(Figure data in JSON)
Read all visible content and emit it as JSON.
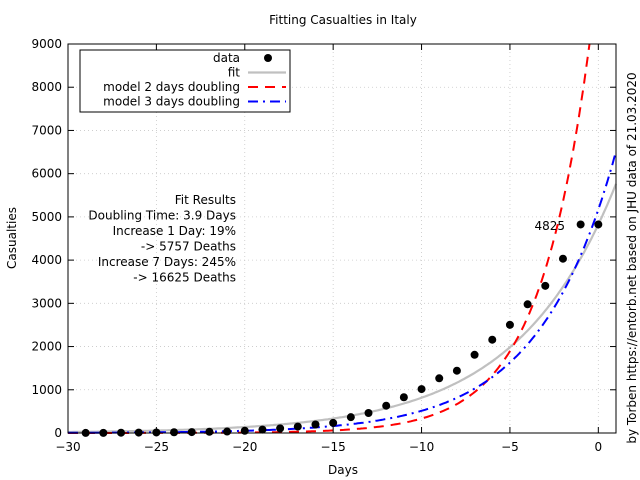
{
  "chart_data": {
    "type": "line",
    "title": "Fitting Casualties in Italy",
    "xlabel": "Days",
    "ylabel": "Casualties",
    "xlim": [
      -30,
      1
    ],
    "ylim": [
      0,
      9000
    ],
    "xticks": [
      -30,
      -25,
      -20,
      -15,
      -10,
      -5,
      0
    ],
    "yticks": [
      0,
      1000,
      2000,
      3000,
      4000,
      5000,
      6000,
      7000,
      8000,
      9000
    ],
    "grid": true,
    "legend_position": "top-left",
    "series": [
      {
        "name": "data",
        "style": "points",
        "color": "#000000",
        "x": [
          -29,
          -28,
          -27,
          -26,
          -25,
          -24,
          -23,
          -22,
          -21,
          -20,
          -19,
          -18,
          -17,
          -16,
          -15,
          -14,
          -13,
          -12,
          -11,
          -10,
          -9,
          -8,
          -7,
          -6,
          -5,
          -4,
          -3,
          -2,
          -1,
          0
        ],
        "y": [
          2,
          3,
          7,
          10,
          12,
          17,
          21,
          29,
          34,
          52,
          79,
          107,
          148,
          197,
          233,
          366,
          463,
          631,
          827,
          1016,
          1266,
          1441,
          1809,
          2158,
          2503,
          2978,
          3405,
          4032,
          4825,
          4825
        ]
      },
      {
        "name": "fit",
        "style": "solid",
        "color": "#c0c0c0",
        "base": 4825,
        "doubling_days": 3.9
      },
      {
        "name": "model 2 days doubling",
        "style": "dash",
        "color": "#ff0000",
        "base": 4825,
        "doubling_days": 2,
        "shift_days": -2.3
      },
      {
        "name": "model 3 days doubling",
        "style": "dashdot",
        "color": "#0000ff",
        "base": 4825,
        "doubling_days": 3,
        "shift_days": -0.3
      }
    ],
    "annotations": {
      "last_value": "4825",
      "fit_results": [
        "Fit Results",
        "Doubling Time: 3.9 Days",
        "Increase 1 Day: 19%",
        "-> 5757 Deaths",
        "Increase 7 Days: 245%",
        "-> 16625 Deaths"
      ],
      "credit": "by Torben https://entorb.net based on JHU data of 21.03.2020"
    }
  }
}
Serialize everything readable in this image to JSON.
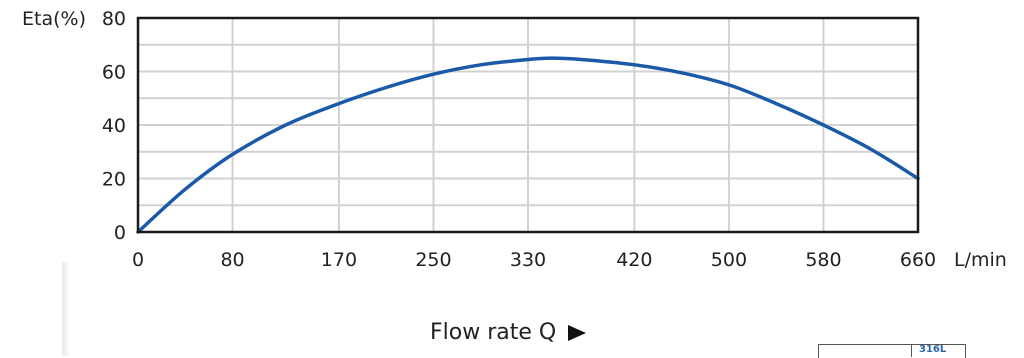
{
  "chart_data": {
    "type": "line",
    "title": "",
    "ylabel": "Eta(%)",
    "xlabel": "Flow rate Q",
    "x_unit": "L/min",
    "x_ticks": [
      "0",
      "80",
      "170",
      "250",
      "330",
      "420",
      "500",
      "580",
      "660"
    ],
    "y_ticks": [
      "0",
      "20",
      "40",
      "60",
      "80"
    ],
    "xlim": [
      0,
      660
    ],
    "ylim": [
      0,
      80
    ],
    "grid": true,
    "series": [
      {
        "x": [
          0,
          40,
          80,
          125,
          170,
          210,
          250,
          290,
          330,
          350,
          375,
          420,
          460,
          500,
          540,
          580,
          620,
          660
        ],
        "y": [
          0,
          16,
          29,
          40,
          48,
          54,
          59,
          62.5,
          64.5,
          65,
          64.5,
          62.5,
          59.5,
          55,
          48,
          40,
          31,
          20
        ],
        "color": "#1a5aa8"
      }
    ]
  },
  "footer": {
    "label": "Flow rate Q",
    "arrow_icon": "right-arrow-icon"
  },
  "corner_badge": {
    "text": "316L"
  }
}
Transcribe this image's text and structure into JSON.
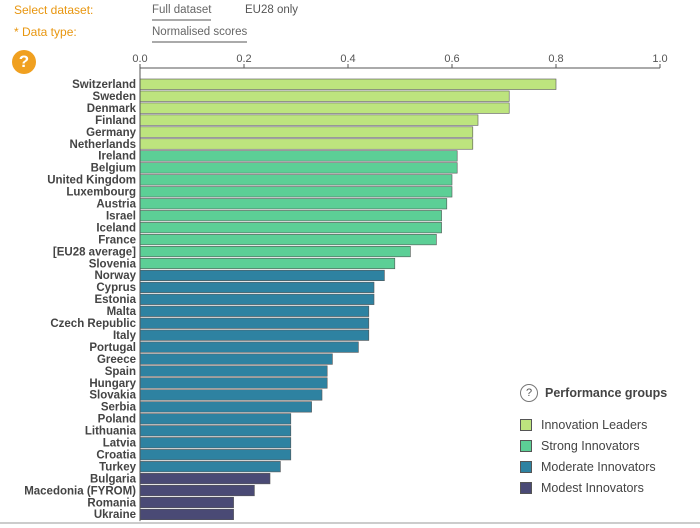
{
  "controls": {
    "dataset_label": "Select dataset:",
    "dataset_options": [
      "Full dataset",
      "EU28 only"
    ],
    "datatype_label": "* Data type:",
    "datatype_value": "Normalised scores",
    "help_symbol": "?"
  },
  "colors": {
    "Innovation Leaders": "#bde47e",
    "Strong Innovators": "#5ccf96",
    "Moderate Innovators": "#2e82a1",
    "Modest Innovators": "#4a4a75",
    "accent": "#f0a020"
  },
  "legend": {
    "title": "Performance groups",
    "help_symbol": "?",
    "items": [
      "Innovation Leaders",
      "Strong Innovators",
      "Moderate Innovators",
      "Modest Innovators"
    ]
  },
  "chart_data": {
    "type": "bar",
    "orientation": "horizontal",
    "xlim": [
      0,
      1.0
    ],
    "xticks": [
      "0.0",
      "0.2",
      "0.4",
      "0.6",
      "0.8",
      "1.0"
    ],
    "grid": false,
    "legend_position": "bottom-right",
    "categories": [
      "Switzerland",
      "Sweden",
      "Denmark",
      "Finland",
      "Germany",
      "Netherlands",
      "Ireland",
      "Belgium",
      "United Kingdom",
      "Luxembourg",
      "Austria",
      "Israel",
      "Iceland",
      "France",
      "[EU28 average]",
      "Slovenia",
      "Norway",
      "Cyprus",
      "Estonia",
      "Malta",
      "Czech Republic",
      "Italy",
      "Portugal",
      "Greece",
      "Spain",
      "Hungary",
      "Slovakia",
      "Serbia",
      "Poland",
      "Lithuania",
      "Latvia",
      "Croatia",
      "Turkey",
      "Bulgaria",
      "Macedonia (FYROM)",
      "Romania",
      "Ukraine"
    ],
    "values": [
      0.8,
      0.71,
      0.71,
      0.65,
      0.64,
      0.64,
      0.61,
      0.61,
      0.6,
      0.6,
      0.59,
      0.58,
      0.58,
      0.57,
      0.52,
      0.49,
      0.47,
      0.45,
      0.45,
      0.44,
      0.44,
      0.44,
      0.42,
      0.37,
      0.36,
      0.36,
      0.35,
      0.33,
      0.29,
      0.29,
      0.29,
      0.29,
      0.27,
      0.25,
      0.22,
      0.18,
      0.18
    ],
    "groups": [
      "Innovation Leaders",
      "Innovation Leaders",
      "Innovation Leaders",
      "Innovation Leaders",
      "Innovation Leaders",
      "Innovation Leaders",
      "Strong Innovators",
      "Strong Innovators",
      "Strong Innovators",
      "Strong Innovators",
      "Strong Innovators",
      "Strong Innovators",
      "Strong Innovators",
      "Strong Innovators",
      "Strong Innovators",
      "Strong Innovators",
      "Moderate Innovators",
      "Moderate Innovators",
      "Moderate Innovators",
      "Moderate Innovators",
      "Moderate Innovators",
      "Moderate Innovators",
      "Moderate Innovators",
      "Moderate Innovators",
      "Moderate Innovators",
      "Moderate Innovators",
      "Moderate Innovators",
      "Moderate Innovators",
      "Moderate Innovators",
      "Moderate Innovators",
      "Moderate Innovators",
      "Moderate Innovators",
      "Moderate Innovators",
      "Modest Innovators",
      "Modest Innovators",
      "Modest Innovators",
      "Modest Innovators"
    ]
  }
}
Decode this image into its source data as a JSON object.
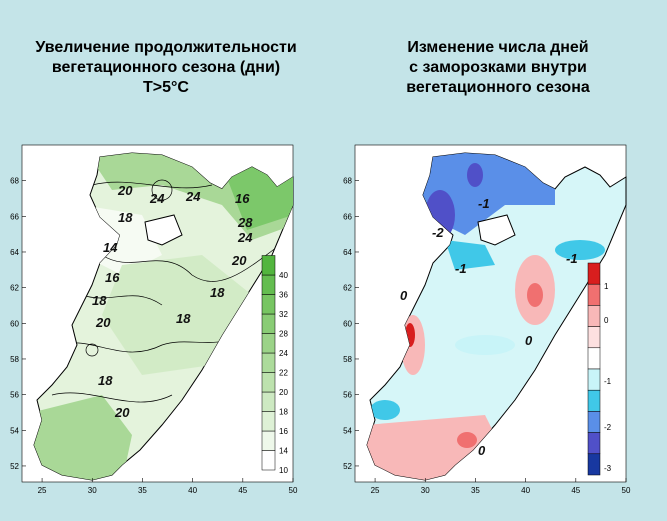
{
  "left_panel": {
    "title_lines": [
      "Увеличение продолжительности",
      "вегетационного сезона (дни)",
      "T>5°C"
    ],
    "contour_labels": [
      "20",
      "24",
      "24",
      "18",
      "16",
      "28",
      "24",
      "14",
      "16",
      "20",
      "18",
      "20",
      "18",
      "18",
      "18",
      "20"
    ],
    "colorbar_labels": [
      "10",
      "14",
      "16",
      "18",
      "20",
      "22",
      "24",
      "28",
      "32",
      "36",
      "40"
    ],
    "colorbar_colors": [
      "#ffffff",
      "#eef8ea",
      "#def1d6",
      "#cde9c2",
      "#bde2ae",
      "#acdb9b",
      "#9bd388",
      "#89cc75",
      "#77c562",
      "#64bd50",
      "#52b53e"
    ]
  },
  "right_panel": {
    "title_lines": [
      "Изменение числа дней",
      "с заморозками внутри",
      "вегетационного сезона"
    ],
    "contour_labels": [
      "-1",
      "-2",
      "-1",
      "-1",
      "0",
      "0",
      "0"
    ],
    "colorbar_labels": [
      "1",
      "0",
      "-1",
      "-2",
      "-3"
    ],
    "colorbar_colors": [
      "#d81e1e",
      "#f07070",
      "#f8b8b8",
      "#fde0e0",
      "#ffffff",
      "#c8f4f8",
      "#40c8e8",
      "#5a8fe8",
      "#5050c8",
      "#1838a0"
    ]
  },
  "axes": {
    "xlim": [
      23,
      50
    ],
    "ylim": [
      51.1,
      70
    ],
    "xticks": [
      25,
      30,
      35,
      40,
      45,
      50
    ],
    "yticks": [
      52,
      54,
      56,
      58,
      60,
      62,
      64,
      66,
      68
    ]
  }
}
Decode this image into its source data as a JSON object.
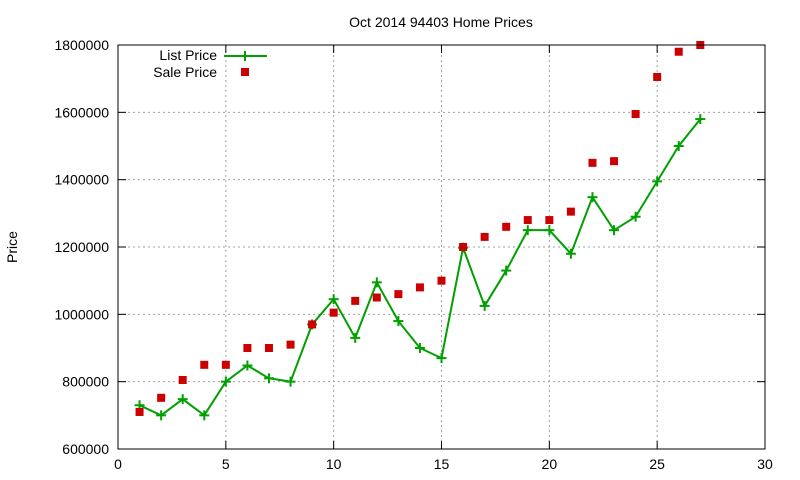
{
  "chart_data": {
    "type": "line",
    "title": "Oct 2014 94403 Home Prices",
    "xlabel": "",
    "ylabel": "Price",
    "xlim": [
      0,
      30
    ],
    "ylim": [
      600000,
      1800000
    ],
    "xticks": [
      0,
      5,
      10,
      15,
      20,
      25,
      30
    ],
    "yticks": [
      600000,
      800000,
      1000000,
      1200000,
      1400000,
      1600000,
      1800000
    ],
    "grid": true,
    "legend_position": "top-left",
    "x": [
      1,
      2,
      3,
      4,
      5,
      6,
      7,
      8,
      9,
      10,
      11,
      12,
      13,
      14,
      15,
      16,
      17,
      18,
      19,
      20,
      21,
      22,
      23,
      24,
      25,
      26,
      27
    ],
    "series": [
      {
        "name": "List Price",
        "style": "line-plus",
        "color": "#00a000",
        "values": [
          730000,
          700000,
          748000,
          700000,
          800000,
          848000,
          810000,
          800000,
          970000,
          1045000,
          930000,
          1095000,
          980000,
          900000,
          870000,
          1198000,
          1025000,
          1130000,
          1250000,
          1250000,
          1180000,
          1348000,
          1250000,
          1290000,
          1395000,
          1500000,
          1580000
        ]
      },
      {
        "name": "Sale Price",
        "style": "points-square",
        "color": "#cc0000",
        "values": [
          710000,
          752000,
          805000,
          850000,
          850000,
          900000,
          900000,
          910000,
          970000,
          1005000,
          1040000,
          1050000,
          1060000,
          1080000,
          1100000,
          1200000,
          1230000,
          1260000,
          1280000,
          1280000,
          1305000,
          1450000,
          1455000,
          1595000,
          1705000,
          1780000,
          1800000
        ]
      }
    ]
  }
}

INSTRUCTIONS FOR THE TASK
Report how many lines of the records above contain the word "сезона", giving only the number.

REPLY TO THE TASK
2